__Extracted data__:
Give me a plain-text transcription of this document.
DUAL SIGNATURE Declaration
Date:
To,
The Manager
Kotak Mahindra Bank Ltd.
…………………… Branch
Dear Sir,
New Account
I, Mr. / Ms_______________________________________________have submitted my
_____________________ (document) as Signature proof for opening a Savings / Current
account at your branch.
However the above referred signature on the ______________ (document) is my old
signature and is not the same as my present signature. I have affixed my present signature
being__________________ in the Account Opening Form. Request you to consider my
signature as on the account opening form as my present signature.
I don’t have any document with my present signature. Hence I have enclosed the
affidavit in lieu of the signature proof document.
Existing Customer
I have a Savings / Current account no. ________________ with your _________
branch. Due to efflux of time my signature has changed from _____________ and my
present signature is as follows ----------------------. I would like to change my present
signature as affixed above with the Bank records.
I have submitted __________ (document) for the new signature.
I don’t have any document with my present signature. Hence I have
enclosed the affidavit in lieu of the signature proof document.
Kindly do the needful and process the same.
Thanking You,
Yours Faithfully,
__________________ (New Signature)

__Given request__:
Copy out every line in the entries above that holds "affidavit".

__Task response__:
affidavit in lieu of the signature proof document.
enclosed the affidavit in lieu of the signature proof document.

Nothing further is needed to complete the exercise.